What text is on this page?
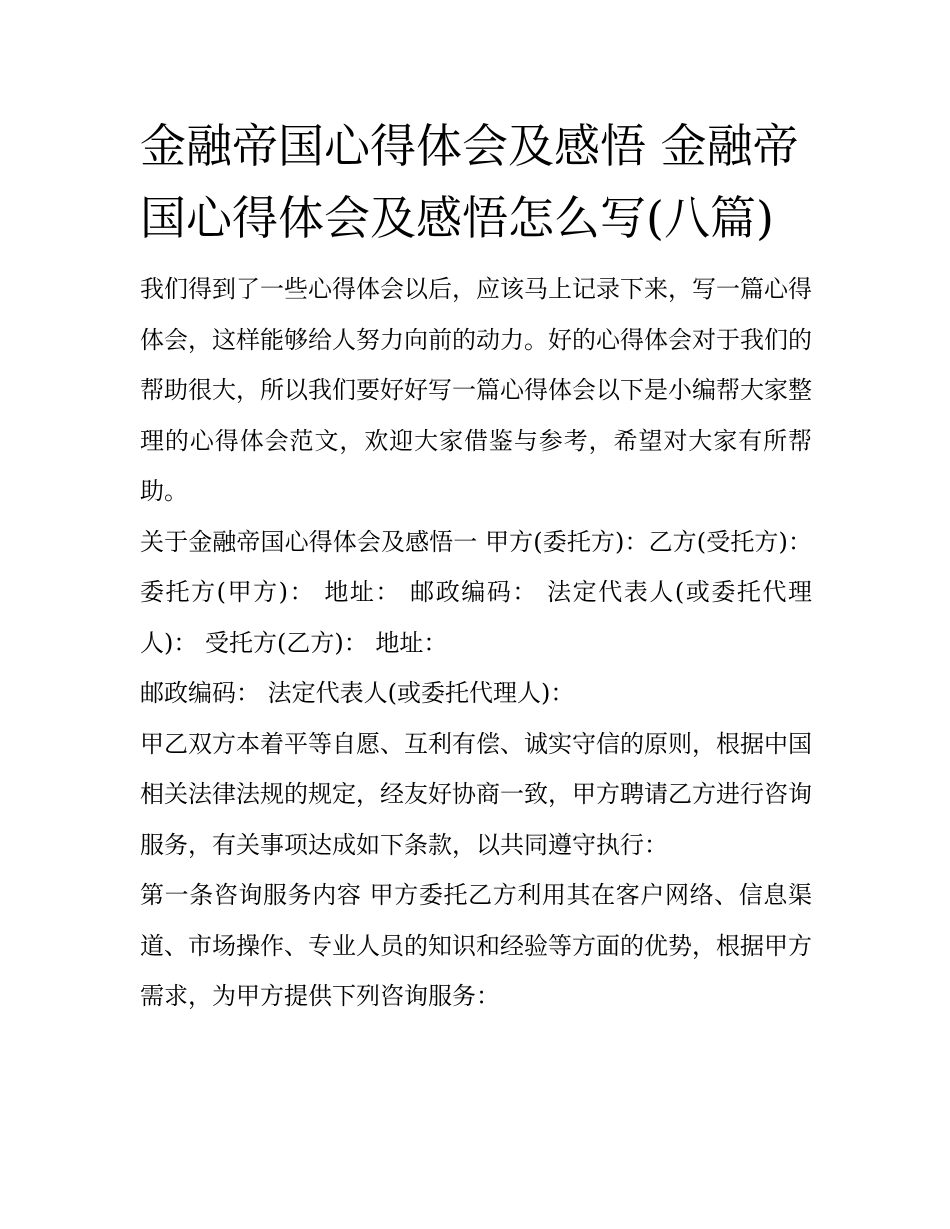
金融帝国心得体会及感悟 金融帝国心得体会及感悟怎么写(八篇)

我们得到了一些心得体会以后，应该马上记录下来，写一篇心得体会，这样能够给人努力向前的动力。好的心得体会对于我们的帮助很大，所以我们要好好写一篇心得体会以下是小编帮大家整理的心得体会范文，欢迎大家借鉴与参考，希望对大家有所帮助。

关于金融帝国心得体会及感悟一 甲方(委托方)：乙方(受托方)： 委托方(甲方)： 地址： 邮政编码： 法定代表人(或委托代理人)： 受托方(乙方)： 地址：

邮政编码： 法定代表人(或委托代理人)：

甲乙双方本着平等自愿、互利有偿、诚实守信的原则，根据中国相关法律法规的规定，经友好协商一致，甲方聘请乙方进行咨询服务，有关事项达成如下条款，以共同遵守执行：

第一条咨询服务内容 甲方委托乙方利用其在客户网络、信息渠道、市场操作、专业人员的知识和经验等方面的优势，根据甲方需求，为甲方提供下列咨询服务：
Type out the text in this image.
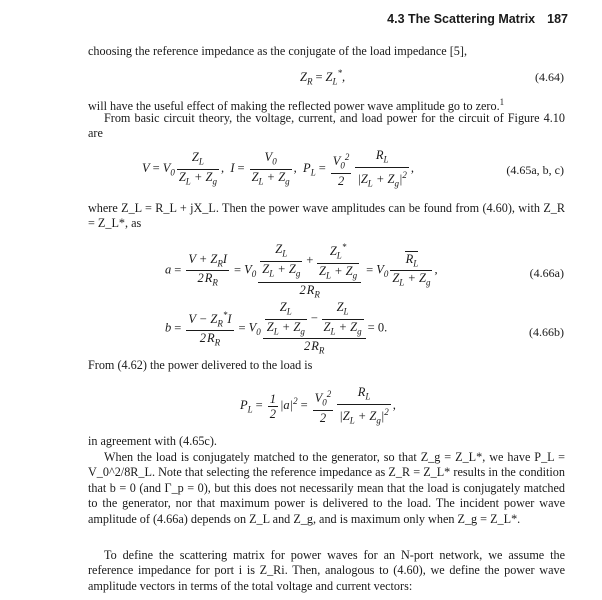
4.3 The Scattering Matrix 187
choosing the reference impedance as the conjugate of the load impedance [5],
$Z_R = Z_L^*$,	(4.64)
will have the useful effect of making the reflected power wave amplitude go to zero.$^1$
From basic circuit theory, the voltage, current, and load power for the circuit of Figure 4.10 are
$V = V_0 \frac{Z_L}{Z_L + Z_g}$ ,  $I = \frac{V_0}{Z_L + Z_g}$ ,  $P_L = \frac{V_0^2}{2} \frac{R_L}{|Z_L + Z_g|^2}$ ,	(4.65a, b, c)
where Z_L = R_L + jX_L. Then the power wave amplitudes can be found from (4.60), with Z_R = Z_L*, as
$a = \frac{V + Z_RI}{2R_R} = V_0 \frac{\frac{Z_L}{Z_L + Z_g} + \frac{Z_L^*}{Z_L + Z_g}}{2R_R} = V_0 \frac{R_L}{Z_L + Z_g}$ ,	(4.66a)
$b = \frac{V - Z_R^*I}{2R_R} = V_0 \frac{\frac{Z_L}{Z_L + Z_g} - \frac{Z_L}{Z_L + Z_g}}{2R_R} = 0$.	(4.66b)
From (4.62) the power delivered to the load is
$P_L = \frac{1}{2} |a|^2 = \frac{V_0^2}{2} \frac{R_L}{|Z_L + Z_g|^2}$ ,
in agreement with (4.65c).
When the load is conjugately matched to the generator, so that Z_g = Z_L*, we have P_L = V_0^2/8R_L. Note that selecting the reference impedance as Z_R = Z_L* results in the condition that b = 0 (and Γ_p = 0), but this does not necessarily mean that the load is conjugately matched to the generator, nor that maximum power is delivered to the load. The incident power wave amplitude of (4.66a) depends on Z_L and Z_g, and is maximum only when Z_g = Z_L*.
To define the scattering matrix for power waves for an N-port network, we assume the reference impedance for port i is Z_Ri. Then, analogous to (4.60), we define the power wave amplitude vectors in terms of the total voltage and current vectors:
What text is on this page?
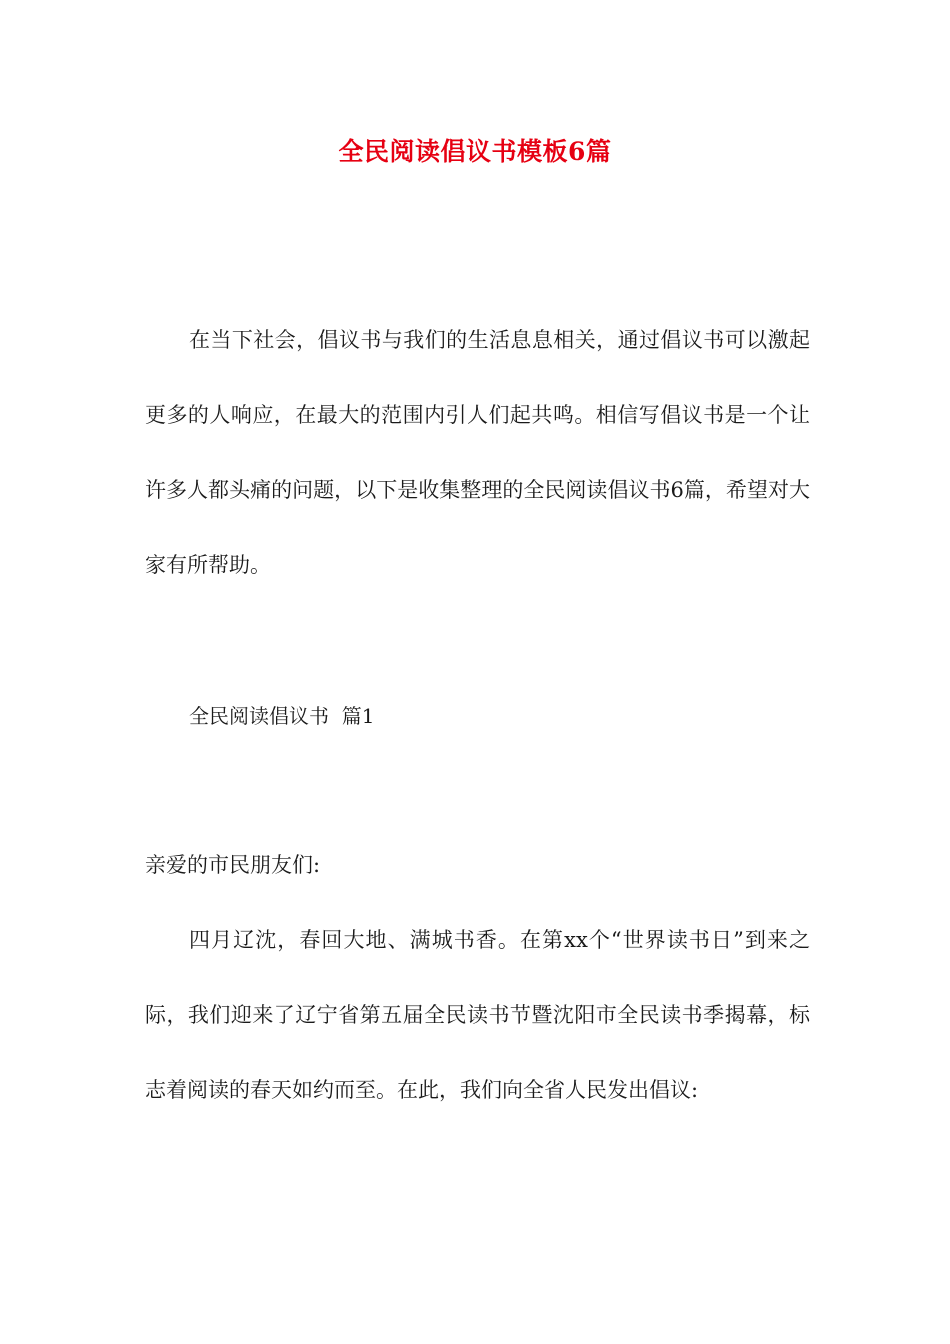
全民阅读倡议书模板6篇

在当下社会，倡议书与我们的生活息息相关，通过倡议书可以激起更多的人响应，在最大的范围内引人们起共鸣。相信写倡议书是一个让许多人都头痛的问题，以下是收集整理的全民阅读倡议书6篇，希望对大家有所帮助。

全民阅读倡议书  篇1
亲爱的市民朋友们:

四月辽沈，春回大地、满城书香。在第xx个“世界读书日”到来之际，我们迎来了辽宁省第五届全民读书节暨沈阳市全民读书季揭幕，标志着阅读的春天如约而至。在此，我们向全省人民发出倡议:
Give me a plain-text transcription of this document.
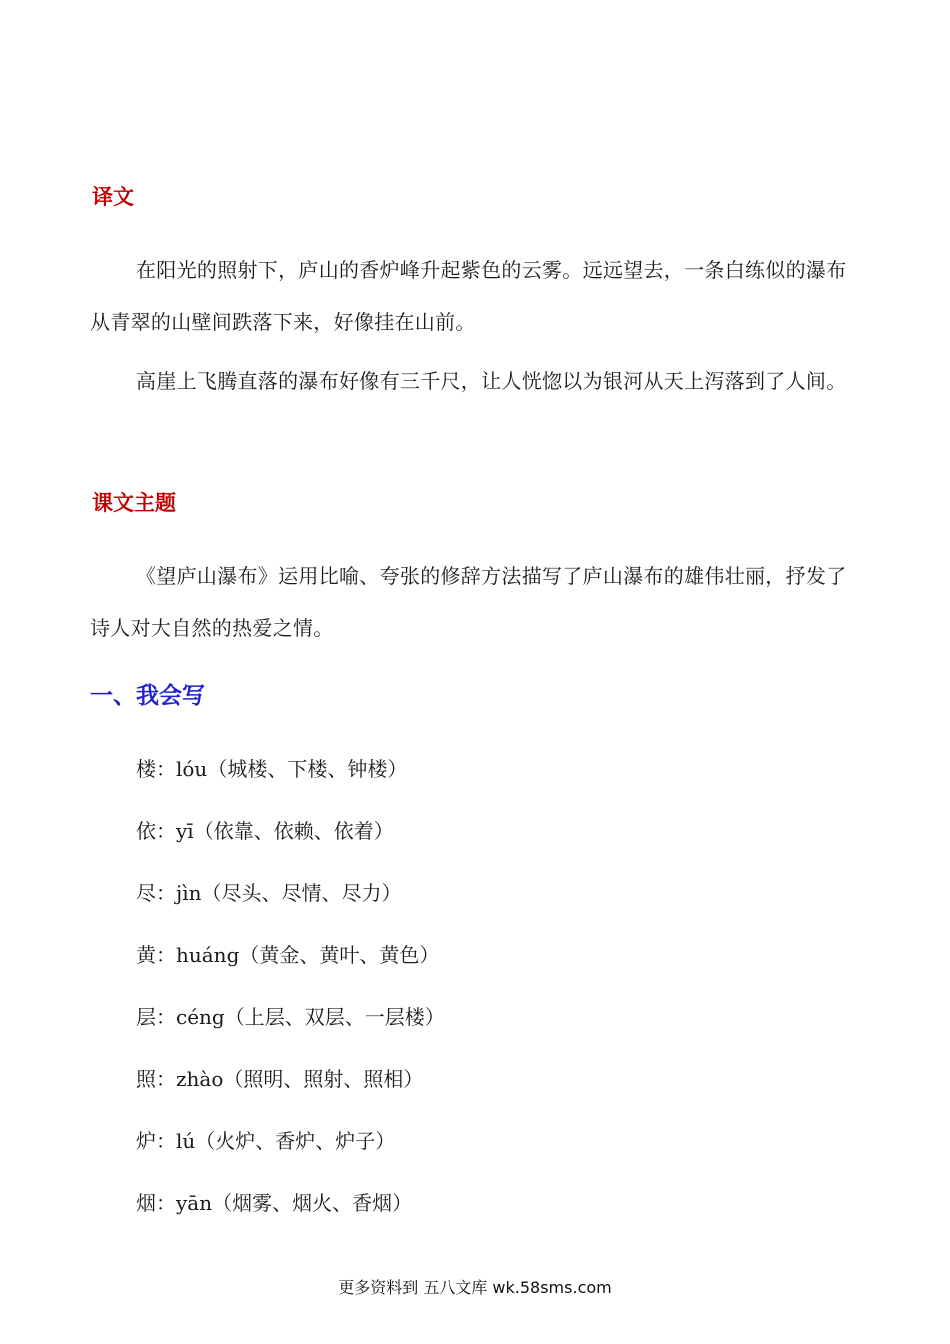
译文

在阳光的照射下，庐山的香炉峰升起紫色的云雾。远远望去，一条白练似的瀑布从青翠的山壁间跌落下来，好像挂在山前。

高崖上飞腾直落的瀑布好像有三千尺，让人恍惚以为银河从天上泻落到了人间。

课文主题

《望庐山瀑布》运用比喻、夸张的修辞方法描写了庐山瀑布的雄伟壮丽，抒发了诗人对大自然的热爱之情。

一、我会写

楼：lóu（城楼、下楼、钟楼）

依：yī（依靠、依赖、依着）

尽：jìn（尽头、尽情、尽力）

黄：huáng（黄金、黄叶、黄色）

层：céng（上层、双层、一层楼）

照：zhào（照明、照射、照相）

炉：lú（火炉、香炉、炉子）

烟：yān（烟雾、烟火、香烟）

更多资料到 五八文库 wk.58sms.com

What the exercise asks
Locate the word "text" in the records above, and return each line that has it.

Solution to the exercise
What text is on this page?
Type out the text in this image.
What text is on this page?
Give me a plain-text transcription of this document.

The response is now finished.